## START ENTRIES SHOWN
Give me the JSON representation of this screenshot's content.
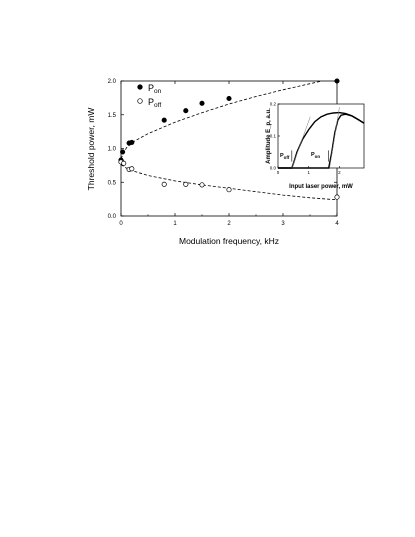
{
  "chart_data": [
    {
      "type": "scatter",
      "xlabel": "Modulation frequency, kHz",
      "ylabel": "Threshold power, mW",
      "xlim": [
        0,
        4.0
      ],
      "ylim": [
        0,
        2.0
      ],
      "xticks": [
        "0",
        "1",
        "2",
        "3",
        "4"
      ],
      "yticks": [
        "0.0",
        "0.5",
        "1.0",
        "1.5",
        "2.0"
      ],
      "legend": {
        "placement": "top-left",
        "entries": [
          "P_on",
          "P_off"
        ]
      },
      "series": [
        {
          "name": "P_on",
          "marker": "filled-circle",
          "points": [
            [
              0.0,
              0.83
            ],
            [
              0.01,
              0.81
            ],
            [
              0.03,
              0.95
            ],
            [
              0.15,
              1.08
            ],
            [
              0.2,
              1.09
            ],
            [
              0.8,
              1.42
            ],
            [
              1.2,
              1.56
            ],
            [
              1.5,
              1.67
            ],
            [
              2.0,
              1.74
            ],
            [
              4.0,
              2.0
            ]
          ]
        },
        {
          "name": "P_off",
          "marker": "open-circle",
          "points": [
            [
              0.0,
              0.8
            ],
            [
              0.05,
              0.78
            ],
            [
              0.15,
              0.69
            ],
            [
              0.2,
              0.7
            ],
            [
              0.8,
              0.47
            ],
            [
              1.2,
              0.47
            ],
            [
              1.5,
              0.46
            ],
            [
              2.0,
              0.39
            ],
            [
              4.0,
              0.28
            ]
          ]
        }
      ],
      "fits": [
        {
          "series": "P_on",
          "style": "dashed",
          "points": [
            [
              0.0,
              0.85
            ],
            [
              0.1,
              1.01
            ],
            [
              0.25,
              1.11
            ],
            [
              0.5,
              1.22
            ],
            [
              1.0,
              1.39
            ],
            [
              1.5,
              1.53
            ],
            [
              2.0,
              1.66
            ],
            [
              2.5,
              1.77
            ],
            [
              3.0,
              1.87
            ],
            [
              3.5,
              1.96
            ],
            [
              3.72,
              2.0
            ]
          ]
        },
        {
          "series": "P_off",
          "style": "dashed",
          "points": [
            [
              0.0,
              0.76
            ],
            [
              0.1,
              0.71
            ],
            [
              0.25,
              0.66
            ],
            [
              0.5,
              0.6
            ],
            [
              1.0,
              0.52
            ],
            [
              1.5,
              0.46
            ],
            [
              2.0,
              0.41
            ],
            [
              2.5,
              0.36
            ],
            [
              3.0,
              0.31
            ],
            [
              3.5,
              0.27
            ],
            [
              4.0,
              0.24
            ]
          ]
        }
      ]
    },
    {
      "type": "line",
      "xlabel": "Input laser power, mW",
      "ylabel": "Amplitude E_p, a.u.",
      "xlim": [
        0,
        2.8
      ],
      "ylim": [
        0,
        0.2
      ],
      "xticks": [
        "0",
        "1",
        "2"
      ],
      "yticks": [
        "0.0",
        "0.1",
        "0.2"
      ],
      "annotations": [
        "P_off",
        "P_on"
      ],
      "series": [
        {
          "name": "P_off",
          "points": [
            [
              0.0,
              0.0
            ],
            [
              0.45,
              0.0
            ],
            [
              0.52,
              0.02
            ],
            [
              0.62,
              0.05
            ],
            [
              0.8,
              0.09
            ],
            [
              1.0,
              0.12
            ],
            [
              1.2,
              0.145
            ],
            [
              1.4,
              0.16
            ],
            [
              1.6,
              0.168
            ],
            [
              1.8,
              0.172
            ],
            [
              2.0,
              0.173
            ],
            [
              2.2,
              0.17
            ],
            [
              2.4,
              0.163
            ],
            [
              2.6,
              0.152
            ],
            [
              2.8,
              0.14
            ]
          ]
        },
        {
          "name": "P_on",
          "points": [
            [
              0.0,
              0.0
            ],
            [
              1.65,
              0.0
            ],
            [
              1.75,
              0.05
            ],
            [
              1.85,
              0.11
            ],
            [
              1.95,
              0.15
            ],
            [
              2.05,
              0.165
            ],
            [
              2.2,
              0.168
            ],
            [
              2.4,
              0.163
            ],
            [
              2.6,
              0.152
            ],
            [
              2.8,
              0.14
            ]
          ]
        }
      ]
    }
  ]
}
## END ENTRIES SHOWN
■ EXERCISE DETAILS ■
Scan the entries above. Copy each line that has the string "power".

■ IN RESPONSE ■
      "ylabel": "Threshold power, mW",
      "xlabel": "Input laser power, mW",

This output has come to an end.